[TASK STATEMENT] Give every line from the entries that contains "approximation".

╭─ DATA ROWS

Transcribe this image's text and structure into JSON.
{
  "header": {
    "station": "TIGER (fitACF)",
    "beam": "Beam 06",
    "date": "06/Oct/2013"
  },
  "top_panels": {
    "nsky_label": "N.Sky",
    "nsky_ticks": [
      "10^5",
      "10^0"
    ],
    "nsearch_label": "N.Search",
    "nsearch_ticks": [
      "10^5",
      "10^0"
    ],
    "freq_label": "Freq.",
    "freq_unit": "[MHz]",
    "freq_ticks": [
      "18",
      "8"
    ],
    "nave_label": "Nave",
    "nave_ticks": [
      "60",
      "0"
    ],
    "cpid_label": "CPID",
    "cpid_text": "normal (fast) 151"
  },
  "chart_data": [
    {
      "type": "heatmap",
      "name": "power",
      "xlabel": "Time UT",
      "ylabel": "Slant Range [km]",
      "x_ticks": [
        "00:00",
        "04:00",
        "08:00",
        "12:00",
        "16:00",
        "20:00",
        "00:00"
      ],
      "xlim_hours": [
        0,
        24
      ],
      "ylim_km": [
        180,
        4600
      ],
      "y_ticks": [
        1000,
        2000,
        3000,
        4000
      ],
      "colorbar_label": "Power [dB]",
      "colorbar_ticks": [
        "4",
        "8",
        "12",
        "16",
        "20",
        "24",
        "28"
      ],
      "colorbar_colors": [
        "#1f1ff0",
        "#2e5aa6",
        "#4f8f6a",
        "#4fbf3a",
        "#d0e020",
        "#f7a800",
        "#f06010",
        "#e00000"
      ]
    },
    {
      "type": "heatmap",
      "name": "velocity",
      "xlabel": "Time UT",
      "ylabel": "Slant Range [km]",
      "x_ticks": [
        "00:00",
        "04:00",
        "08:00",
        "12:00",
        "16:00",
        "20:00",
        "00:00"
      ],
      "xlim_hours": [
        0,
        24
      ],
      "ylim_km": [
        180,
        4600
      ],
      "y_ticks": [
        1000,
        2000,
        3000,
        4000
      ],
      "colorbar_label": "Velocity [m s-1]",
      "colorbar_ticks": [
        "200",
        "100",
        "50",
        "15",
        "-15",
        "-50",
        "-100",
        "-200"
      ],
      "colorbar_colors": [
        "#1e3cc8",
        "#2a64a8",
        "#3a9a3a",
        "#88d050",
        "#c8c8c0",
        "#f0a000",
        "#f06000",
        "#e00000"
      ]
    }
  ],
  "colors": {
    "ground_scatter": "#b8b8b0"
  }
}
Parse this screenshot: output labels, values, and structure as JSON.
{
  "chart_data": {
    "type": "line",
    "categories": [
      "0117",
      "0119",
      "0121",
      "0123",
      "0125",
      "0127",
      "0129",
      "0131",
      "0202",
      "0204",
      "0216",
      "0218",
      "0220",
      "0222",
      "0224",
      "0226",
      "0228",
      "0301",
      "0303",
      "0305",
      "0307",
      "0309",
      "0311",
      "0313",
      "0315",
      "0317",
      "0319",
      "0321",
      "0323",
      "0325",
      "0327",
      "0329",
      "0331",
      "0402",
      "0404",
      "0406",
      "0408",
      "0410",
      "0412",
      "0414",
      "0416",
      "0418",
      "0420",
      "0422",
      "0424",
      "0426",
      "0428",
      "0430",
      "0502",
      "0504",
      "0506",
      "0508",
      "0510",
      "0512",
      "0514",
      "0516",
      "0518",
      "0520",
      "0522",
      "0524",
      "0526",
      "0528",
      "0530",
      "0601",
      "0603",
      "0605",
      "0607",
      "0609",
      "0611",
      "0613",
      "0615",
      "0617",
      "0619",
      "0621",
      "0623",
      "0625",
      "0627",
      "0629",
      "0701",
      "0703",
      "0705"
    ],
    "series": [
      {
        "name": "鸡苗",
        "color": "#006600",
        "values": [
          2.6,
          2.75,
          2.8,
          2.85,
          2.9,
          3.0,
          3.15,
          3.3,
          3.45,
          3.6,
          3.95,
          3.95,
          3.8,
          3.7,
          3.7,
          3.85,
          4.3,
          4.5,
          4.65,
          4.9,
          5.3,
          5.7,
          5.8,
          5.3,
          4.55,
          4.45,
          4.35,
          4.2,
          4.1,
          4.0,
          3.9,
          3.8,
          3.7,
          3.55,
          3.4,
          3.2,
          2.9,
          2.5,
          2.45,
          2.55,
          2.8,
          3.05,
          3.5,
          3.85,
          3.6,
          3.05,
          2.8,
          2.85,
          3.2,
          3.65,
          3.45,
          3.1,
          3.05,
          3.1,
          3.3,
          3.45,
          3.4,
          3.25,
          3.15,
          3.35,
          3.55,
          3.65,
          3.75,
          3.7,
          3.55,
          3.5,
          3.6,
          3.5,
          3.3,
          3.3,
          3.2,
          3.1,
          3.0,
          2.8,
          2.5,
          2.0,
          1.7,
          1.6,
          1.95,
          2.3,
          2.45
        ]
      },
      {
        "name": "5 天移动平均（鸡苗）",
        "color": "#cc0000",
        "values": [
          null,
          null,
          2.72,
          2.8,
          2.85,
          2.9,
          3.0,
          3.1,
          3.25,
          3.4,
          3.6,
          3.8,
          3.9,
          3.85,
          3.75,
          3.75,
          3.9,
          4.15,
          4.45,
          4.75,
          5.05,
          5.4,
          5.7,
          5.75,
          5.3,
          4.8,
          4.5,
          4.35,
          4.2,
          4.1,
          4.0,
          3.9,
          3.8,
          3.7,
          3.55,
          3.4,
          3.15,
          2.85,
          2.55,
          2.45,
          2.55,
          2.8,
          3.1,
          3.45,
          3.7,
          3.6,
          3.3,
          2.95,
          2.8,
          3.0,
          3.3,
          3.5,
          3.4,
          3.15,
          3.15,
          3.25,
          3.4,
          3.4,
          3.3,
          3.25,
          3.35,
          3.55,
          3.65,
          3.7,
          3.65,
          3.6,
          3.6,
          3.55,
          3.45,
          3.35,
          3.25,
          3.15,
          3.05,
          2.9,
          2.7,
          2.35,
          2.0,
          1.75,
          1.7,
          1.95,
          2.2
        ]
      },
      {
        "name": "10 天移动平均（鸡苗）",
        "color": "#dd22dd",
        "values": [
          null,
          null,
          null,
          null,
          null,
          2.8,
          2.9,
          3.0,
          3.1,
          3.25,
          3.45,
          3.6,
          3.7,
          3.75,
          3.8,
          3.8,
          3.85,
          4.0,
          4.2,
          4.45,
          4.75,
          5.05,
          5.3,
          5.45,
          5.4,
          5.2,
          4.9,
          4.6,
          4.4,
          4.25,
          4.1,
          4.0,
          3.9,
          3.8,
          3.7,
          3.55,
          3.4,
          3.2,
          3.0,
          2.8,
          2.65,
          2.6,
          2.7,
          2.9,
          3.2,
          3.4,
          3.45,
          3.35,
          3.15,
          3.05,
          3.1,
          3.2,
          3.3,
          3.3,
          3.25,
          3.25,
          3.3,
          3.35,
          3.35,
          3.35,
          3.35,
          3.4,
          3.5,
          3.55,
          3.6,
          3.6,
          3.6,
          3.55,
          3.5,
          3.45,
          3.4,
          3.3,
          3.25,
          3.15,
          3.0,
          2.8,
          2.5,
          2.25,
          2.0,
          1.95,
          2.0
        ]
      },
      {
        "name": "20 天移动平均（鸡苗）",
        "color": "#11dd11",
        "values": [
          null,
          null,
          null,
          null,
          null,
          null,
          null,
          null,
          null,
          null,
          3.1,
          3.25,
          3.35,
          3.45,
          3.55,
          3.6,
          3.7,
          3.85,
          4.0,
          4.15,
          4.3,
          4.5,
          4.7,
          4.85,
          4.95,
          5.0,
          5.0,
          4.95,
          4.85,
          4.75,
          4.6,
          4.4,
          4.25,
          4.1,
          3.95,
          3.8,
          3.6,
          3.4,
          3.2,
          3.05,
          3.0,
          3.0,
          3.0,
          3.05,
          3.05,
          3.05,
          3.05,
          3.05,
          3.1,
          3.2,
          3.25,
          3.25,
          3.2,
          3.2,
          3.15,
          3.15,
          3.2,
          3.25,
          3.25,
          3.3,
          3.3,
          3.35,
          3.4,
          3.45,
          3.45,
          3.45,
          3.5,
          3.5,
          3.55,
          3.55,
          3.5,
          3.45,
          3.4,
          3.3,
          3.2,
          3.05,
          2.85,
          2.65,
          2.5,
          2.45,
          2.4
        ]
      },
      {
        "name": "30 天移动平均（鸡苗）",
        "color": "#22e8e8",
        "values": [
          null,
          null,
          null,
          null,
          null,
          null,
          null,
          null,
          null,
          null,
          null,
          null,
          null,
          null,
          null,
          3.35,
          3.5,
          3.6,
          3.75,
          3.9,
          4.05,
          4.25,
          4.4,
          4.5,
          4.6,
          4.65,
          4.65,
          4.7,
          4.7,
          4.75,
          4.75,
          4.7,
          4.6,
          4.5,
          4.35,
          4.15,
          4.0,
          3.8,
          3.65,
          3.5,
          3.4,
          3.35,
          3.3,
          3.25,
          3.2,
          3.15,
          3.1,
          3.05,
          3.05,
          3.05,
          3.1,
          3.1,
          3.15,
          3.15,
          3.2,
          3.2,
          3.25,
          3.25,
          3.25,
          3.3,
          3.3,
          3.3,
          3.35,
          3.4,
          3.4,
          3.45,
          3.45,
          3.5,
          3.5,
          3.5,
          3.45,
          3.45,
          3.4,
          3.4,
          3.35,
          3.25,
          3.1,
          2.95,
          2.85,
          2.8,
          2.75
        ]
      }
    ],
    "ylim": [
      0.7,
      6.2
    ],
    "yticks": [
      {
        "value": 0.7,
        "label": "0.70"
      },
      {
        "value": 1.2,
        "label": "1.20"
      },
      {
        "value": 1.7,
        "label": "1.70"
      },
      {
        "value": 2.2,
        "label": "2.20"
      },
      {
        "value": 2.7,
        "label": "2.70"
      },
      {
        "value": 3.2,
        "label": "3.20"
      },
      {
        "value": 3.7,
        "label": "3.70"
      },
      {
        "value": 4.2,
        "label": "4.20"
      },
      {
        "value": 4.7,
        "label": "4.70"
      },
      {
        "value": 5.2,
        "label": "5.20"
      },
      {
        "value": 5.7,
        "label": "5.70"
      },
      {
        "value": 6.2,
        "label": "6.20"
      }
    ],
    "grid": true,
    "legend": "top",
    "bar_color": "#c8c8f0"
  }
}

╰─
╭─ DATA ROWS

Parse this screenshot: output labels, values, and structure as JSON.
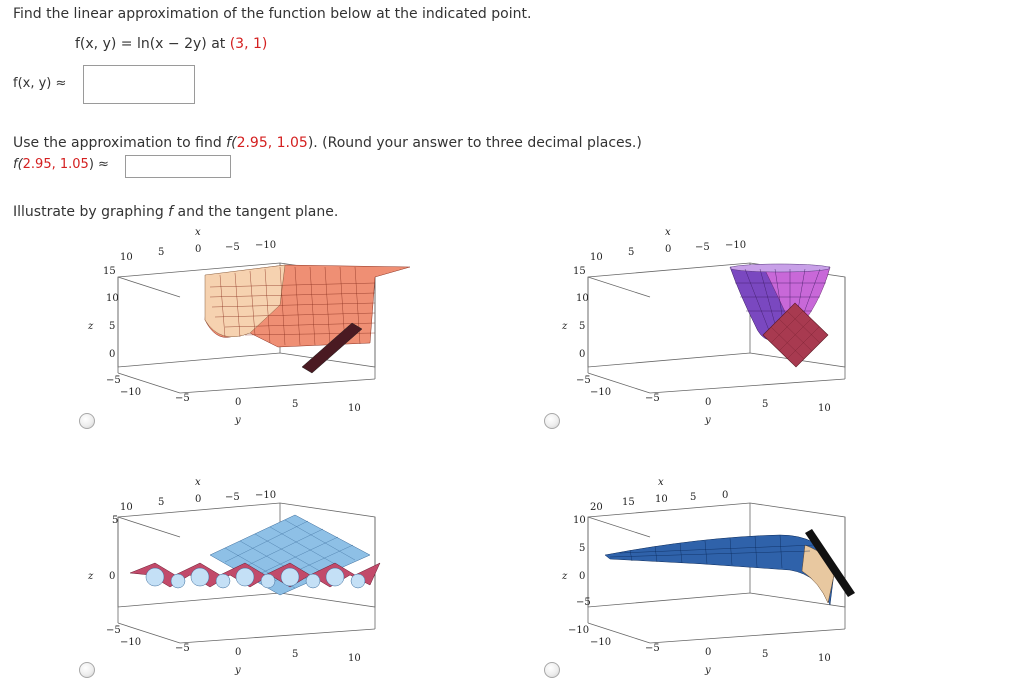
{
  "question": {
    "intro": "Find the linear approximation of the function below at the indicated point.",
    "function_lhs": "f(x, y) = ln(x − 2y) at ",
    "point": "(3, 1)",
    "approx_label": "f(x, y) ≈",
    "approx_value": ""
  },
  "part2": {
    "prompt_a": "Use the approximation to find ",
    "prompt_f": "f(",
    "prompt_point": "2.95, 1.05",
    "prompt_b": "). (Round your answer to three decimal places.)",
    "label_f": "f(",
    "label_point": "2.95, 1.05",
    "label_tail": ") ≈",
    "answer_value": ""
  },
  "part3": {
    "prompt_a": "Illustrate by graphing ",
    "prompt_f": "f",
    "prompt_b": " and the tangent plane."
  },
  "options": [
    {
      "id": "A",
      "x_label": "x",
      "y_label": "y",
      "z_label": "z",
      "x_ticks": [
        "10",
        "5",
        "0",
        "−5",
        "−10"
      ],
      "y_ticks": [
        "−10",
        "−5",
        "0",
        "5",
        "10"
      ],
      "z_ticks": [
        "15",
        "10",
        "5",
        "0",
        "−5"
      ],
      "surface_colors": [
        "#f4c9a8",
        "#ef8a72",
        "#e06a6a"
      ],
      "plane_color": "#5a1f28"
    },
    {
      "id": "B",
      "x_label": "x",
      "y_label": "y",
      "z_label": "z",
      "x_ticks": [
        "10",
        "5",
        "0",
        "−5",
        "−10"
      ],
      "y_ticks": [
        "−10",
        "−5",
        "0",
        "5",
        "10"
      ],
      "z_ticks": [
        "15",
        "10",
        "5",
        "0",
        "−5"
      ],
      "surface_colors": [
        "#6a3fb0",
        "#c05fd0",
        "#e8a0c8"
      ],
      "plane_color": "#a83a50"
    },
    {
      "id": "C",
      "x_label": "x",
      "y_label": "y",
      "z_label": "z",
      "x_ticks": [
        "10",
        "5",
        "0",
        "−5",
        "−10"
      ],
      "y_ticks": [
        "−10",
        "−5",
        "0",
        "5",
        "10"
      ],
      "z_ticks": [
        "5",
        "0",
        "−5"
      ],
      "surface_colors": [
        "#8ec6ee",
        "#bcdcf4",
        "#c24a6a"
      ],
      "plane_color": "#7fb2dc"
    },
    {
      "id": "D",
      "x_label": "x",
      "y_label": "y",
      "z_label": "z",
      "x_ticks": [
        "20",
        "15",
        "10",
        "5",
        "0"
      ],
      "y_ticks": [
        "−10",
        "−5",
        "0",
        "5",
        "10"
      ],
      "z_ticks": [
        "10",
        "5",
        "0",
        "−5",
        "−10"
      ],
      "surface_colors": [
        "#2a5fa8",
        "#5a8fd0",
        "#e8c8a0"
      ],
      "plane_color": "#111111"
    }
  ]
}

╰─
╭─ DATA ROWS

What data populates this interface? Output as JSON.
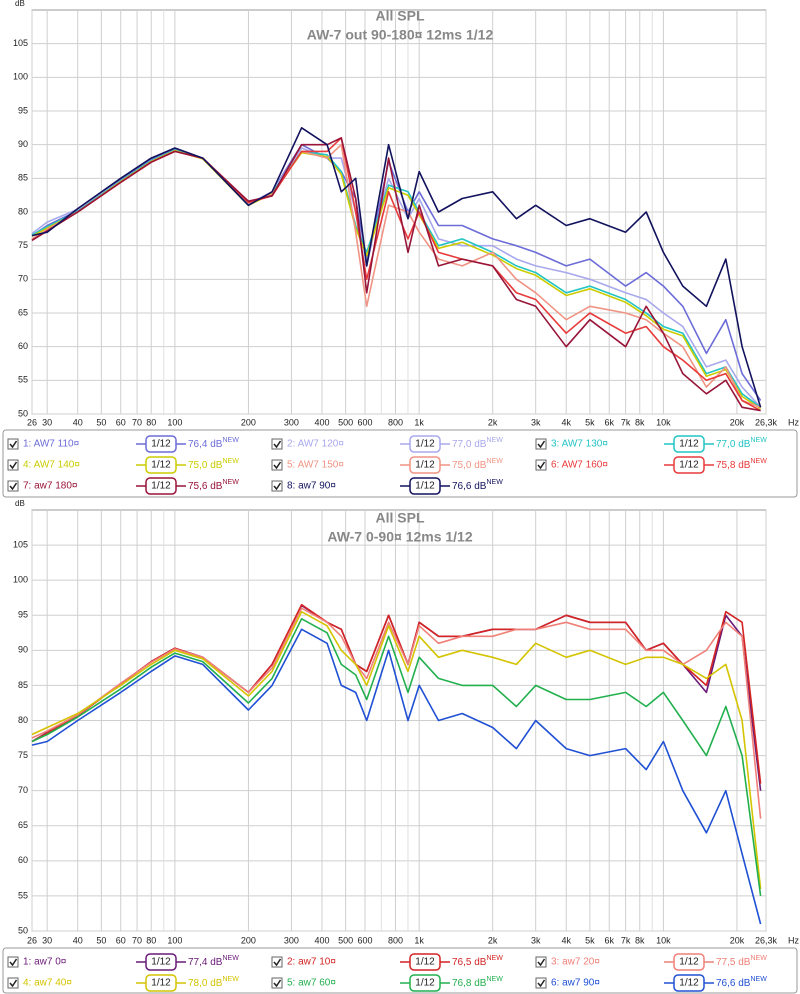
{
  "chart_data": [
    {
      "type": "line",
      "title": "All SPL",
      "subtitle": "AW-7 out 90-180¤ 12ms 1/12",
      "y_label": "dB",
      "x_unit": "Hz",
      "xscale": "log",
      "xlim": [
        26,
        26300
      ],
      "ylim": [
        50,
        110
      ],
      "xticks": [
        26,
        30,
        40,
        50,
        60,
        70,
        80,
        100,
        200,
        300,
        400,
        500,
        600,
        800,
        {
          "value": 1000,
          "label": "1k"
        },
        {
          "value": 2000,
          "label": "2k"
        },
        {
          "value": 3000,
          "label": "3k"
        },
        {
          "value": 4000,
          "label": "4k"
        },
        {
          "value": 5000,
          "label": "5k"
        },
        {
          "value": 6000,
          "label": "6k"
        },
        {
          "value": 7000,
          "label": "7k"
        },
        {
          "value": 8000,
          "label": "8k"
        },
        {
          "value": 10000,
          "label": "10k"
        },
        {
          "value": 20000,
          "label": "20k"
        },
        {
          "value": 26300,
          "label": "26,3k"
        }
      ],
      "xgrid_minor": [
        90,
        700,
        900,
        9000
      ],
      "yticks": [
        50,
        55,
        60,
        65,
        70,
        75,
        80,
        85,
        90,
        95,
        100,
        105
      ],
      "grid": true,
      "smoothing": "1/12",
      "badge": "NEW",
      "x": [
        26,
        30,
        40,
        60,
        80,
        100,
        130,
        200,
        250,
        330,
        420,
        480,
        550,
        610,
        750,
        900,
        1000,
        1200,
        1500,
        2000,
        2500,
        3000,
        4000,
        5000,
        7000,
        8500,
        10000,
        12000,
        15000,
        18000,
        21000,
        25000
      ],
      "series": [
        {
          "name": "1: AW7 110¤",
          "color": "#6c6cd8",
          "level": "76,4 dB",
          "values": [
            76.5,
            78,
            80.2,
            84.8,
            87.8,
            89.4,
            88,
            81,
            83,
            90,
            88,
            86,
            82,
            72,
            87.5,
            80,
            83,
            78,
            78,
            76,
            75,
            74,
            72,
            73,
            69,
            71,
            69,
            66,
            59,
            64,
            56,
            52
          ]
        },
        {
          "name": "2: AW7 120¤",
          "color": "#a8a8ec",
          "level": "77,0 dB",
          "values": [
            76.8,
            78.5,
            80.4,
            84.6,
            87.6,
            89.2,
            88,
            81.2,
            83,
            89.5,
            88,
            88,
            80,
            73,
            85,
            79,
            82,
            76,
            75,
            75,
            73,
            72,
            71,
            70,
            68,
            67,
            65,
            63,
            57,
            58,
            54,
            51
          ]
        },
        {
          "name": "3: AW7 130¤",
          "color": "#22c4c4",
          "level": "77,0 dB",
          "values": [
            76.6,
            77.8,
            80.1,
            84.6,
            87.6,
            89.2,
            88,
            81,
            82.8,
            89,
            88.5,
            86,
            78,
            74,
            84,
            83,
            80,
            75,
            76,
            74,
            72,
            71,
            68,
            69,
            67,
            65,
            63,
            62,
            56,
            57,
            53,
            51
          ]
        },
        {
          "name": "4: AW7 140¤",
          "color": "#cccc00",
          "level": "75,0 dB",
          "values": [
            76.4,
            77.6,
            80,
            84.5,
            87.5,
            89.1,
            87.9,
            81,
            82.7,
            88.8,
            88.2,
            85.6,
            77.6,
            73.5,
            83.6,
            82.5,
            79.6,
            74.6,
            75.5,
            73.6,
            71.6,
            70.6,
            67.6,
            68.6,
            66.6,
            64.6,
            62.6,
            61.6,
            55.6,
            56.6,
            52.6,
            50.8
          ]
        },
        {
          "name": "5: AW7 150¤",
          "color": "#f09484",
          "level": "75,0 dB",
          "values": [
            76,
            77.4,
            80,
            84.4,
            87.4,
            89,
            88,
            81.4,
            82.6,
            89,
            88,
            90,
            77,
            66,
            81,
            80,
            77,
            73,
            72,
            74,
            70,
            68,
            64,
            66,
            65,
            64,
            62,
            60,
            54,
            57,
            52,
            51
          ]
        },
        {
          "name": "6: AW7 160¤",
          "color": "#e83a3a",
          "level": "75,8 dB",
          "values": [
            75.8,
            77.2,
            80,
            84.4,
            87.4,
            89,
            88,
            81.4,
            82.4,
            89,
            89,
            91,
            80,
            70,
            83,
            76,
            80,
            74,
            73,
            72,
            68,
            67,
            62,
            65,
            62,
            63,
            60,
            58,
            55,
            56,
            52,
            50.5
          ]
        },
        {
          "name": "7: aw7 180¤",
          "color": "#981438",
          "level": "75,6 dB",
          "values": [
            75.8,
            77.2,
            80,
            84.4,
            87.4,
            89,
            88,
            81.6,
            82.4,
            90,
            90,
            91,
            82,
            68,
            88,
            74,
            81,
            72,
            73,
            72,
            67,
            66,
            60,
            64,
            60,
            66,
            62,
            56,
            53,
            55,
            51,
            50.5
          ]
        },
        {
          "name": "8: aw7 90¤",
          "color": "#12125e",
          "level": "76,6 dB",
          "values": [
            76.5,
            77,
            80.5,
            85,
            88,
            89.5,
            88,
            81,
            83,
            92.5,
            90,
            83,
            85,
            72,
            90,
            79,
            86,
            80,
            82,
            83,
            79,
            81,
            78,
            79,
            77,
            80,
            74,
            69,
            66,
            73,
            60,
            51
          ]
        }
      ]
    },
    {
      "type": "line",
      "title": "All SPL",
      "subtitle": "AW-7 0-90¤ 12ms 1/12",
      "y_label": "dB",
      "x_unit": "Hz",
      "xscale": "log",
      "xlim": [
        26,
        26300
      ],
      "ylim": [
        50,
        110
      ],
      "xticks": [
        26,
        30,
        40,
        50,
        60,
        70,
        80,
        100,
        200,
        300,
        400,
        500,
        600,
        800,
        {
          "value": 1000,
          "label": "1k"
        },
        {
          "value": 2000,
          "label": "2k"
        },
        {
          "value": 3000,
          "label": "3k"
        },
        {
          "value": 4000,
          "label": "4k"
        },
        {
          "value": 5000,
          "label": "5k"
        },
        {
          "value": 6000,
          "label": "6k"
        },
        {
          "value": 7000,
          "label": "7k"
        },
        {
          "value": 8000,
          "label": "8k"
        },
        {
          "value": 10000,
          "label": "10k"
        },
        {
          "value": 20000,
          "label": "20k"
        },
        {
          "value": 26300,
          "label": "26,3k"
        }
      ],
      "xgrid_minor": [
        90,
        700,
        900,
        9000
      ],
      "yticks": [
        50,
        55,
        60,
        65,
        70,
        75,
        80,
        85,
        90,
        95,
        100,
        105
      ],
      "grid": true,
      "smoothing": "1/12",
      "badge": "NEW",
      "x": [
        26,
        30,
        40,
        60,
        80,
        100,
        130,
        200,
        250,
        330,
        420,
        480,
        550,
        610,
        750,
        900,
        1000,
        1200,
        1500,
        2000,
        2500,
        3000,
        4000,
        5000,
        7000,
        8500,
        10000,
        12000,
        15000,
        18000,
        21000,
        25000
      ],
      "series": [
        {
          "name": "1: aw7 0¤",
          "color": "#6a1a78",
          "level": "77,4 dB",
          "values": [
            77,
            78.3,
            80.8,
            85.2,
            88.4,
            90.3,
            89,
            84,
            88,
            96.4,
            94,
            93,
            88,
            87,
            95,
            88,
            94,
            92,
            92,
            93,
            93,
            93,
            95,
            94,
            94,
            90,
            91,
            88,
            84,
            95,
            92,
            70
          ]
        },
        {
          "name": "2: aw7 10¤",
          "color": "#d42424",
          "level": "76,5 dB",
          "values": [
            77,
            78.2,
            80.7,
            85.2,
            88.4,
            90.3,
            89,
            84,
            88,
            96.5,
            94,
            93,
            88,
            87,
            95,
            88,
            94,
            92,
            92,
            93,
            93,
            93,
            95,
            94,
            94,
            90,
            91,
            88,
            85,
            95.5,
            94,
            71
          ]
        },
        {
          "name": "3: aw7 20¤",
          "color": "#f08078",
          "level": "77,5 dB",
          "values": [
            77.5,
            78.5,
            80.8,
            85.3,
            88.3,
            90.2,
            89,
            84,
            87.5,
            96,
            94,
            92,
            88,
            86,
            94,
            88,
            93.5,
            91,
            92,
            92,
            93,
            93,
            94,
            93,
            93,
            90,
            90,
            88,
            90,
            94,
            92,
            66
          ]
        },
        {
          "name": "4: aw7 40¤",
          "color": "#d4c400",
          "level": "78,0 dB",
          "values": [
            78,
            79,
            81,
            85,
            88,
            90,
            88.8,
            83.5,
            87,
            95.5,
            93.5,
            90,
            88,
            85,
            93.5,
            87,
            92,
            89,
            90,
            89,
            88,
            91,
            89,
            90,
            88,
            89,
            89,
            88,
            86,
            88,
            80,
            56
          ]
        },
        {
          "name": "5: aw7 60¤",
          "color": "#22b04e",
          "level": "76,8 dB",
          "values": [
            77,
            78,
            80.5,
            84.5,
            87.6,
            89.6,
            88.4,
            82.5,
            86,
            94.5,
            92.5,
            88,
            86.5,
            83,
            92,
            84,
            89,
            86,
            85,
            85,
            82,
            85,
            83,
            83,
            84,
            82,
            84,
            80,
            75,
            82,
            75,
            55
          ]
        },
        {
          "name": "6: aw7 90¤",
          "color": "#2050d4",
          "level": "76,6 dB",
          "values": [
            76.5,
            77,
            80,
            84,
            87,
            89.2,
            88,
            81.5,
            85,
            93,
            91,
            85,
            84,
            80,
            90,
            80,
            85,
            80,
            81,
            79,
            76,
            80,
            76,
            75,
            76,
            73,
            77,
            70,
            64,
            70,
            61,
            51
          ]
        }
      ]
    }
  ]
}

╰─

[COMPLETED EXERCISE]
    "intro": "Find the linear approximation of the function below at the indicated point.",
    "prompt_a": "Use the approximation to find ",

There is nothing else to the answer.